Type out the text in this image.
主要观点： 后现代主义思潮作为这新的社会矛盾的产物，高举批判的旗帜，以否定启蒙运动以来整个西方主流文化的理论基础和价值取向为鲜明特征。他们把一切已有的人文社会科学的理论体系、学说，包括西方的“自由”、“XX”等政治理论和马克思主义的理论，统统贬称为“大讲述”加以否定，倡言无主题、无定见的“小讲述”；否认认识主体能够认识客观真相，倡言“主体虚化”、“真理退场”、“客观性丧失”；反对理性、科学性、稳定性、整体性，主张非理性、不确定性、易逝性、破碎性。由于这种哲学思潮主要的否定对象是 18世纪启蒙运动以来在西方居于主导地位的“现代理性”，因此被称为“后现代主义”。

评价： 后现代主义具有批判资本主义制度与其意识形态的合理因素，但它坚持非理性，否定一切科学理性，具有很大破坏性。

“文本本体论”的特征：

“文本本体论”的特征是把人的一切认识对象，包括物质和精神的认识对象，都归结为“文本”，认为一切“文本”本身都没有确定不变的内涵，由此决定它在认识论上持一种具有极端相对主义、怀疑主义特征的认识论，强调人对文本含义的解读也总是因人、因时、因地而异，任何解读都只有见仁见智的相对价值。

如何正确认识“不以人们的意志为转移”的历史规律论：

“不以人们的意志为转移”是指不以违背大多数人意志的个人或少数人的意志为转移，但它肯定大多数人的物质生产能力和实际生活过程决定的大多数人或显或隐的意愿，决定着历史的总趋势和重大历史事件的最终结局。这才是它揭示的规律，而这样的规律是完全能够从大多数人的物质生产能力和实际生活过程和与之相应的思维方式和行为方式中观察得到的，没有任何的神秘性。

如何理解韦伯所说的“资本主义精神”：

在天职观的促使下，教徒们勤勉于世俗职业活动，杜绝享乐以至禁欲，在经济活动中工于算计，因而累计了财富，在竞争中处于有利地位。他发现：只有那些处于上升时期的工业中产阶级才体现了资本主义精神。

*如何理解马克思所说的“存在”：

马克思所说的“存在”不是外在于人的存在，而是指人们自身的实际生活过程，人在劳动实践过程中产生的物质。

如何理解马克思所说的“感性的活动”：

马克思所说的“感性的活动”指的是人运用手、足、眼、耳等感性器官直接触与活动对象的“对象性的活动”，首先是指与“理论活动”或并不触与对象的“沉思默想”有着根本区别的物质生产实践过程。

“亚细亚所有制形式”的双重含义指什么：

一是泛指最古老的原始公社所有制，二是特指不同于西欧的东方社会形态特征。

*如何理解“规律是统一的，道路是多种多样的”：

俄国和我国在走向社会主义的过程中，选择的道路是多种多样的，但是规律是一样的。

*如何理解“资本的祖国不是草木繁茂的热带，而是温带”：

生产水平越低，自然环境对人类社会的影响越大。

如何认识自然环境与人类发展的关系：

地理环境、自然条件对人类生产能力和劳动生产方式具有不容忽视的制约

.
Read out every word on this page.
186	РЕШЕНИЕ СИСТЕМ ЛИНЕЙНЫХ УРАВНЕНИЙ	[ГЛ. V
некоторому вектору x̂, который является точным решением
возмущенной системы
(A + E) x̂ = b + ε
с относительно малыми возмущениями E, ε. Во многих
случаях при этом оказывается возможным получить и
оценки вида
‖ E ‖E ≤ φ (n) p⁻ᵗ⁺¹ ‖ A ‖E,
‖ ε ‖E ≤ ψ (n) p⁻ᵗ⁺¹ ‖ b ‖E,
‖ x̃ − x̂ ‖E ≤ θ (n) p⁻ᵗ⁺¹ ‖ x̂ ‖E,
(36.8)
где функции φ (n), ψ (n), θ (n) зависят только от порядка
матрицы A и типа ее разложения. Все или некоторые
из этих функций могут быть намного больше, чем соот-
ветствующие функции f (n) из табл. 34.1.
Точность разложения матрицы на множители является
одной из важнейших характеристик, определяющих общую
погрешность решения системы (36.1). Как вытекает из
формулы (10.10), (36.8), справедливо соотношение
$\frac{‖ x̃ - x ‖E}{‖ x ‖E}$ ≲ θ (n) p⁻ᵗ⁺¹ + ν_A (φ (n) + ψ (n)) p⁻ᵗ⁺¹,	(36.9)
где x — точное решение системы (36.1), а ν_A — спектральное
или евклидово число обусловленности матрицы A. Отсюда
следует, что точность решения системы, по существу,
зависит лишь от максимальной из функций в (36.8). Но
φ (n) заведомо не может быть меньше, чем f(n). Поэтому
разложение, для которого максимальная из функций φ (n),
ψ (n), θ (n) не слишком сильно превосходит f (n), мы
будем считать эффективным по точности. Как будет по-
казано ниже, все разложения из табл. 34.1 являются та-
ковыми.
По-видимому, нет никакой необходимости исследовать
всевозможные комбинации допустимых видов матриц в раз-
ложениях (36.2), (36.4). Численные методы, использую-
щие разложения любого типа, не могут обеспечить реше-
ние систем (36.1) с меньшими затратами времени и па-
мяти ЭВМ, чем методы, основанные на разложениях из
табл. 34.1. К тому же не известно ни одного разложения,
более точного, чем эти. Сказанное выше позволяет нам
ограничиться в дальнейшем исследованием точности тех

## [DIRECTIVE]
Keep only the lines from the one containing "Read out every word on this page." to the end of the entries, and repeat them exactly.

## [RESPONSE FOR THIS EXERCISE]
Read out every word on this page.
186	РЕШЕНИЕ СИСТЕМ ЛИНЕЙНЫХ УРАВНЕНИЙ	[ГЛ. V
некоторому вектору x̂, который является точным решением
возмущенной системы
(A + E) x̂ = b + ε
с относительно малыми возмущениями E, ε. Во многих
случаях при этом оказывается возможным получить и
оценки вида
‖ E ‖E ≤ φ (n) p⁻ᵗ⁺¹ ‖ A ‖E,
‖ ε ‖E ≤ ψ (n) p⁻ᵗ⁺¹ ‖ b ‖E,
‖ x̃ − x̂ ‖E ≤ θ (n) p⁻ᵗ⁺¹ ‖ x̂ ‖E,
(36.8)
где функции φ (n), ψ (n), θ (n) зависят только от порядка
матрицы A и типа ее разложения. Все или некоторые
из этих функций могут быть намного больше, чем соот-
ветствующие функции f (n) из табл. 34.1.
Точность разложения матрицы на множители является
одной из важнейших характеристик, определяющих общую
погрешность решения системы (36.1). Как вытекает из
формулы (10.10), (36.8), справедливо соотношение
$\frac{‖ x̃ - x ‖E}{‖ x ‖E}$ ≲ θ (n) p⁻ᵗ⁺¹ + ν_A (φ (n) + ψ (n)) p⁻ᵗ⁺¹,	(36.9)
где x — точное решение системы (36.1), а ν_A — спектральное
или евклидово число обусловленности матрицы A. Отсюда
следует, что точность решения системы, по существу,
зависит лишь от максимальной из функций в (36.8). Но
φ (n) заведомо не может быть меньше, чем f(n). Поэтому
разложение, для которого максимальная из функций φ (n),
ψ (n), θ (n) не слишком сильно превосходит f (n), мы
будем считать эффективным по точности. Как будет по-
казано ниже, все разложения из табл. 34.1 являются та-
ковыми.
По-видимому, нет никакой необходимости исследовать
всевозможные комбинации допустимых видов матриц в раз-
ложениях (36.2), (36.4). Численные методы, использую-
щие разложения любого типа, не могут обеспечить реше-
ние систем (36.1) с меньшими затратами времени и па-
мяти ЭВМ, чем методы, основанные на разложениях из
табл. 34.1. К тому же не известно ни одного разложения,
более точного, чем эти. Сказанное выше позволяет нам
ограничиться в дальнейшем исследованием точности тех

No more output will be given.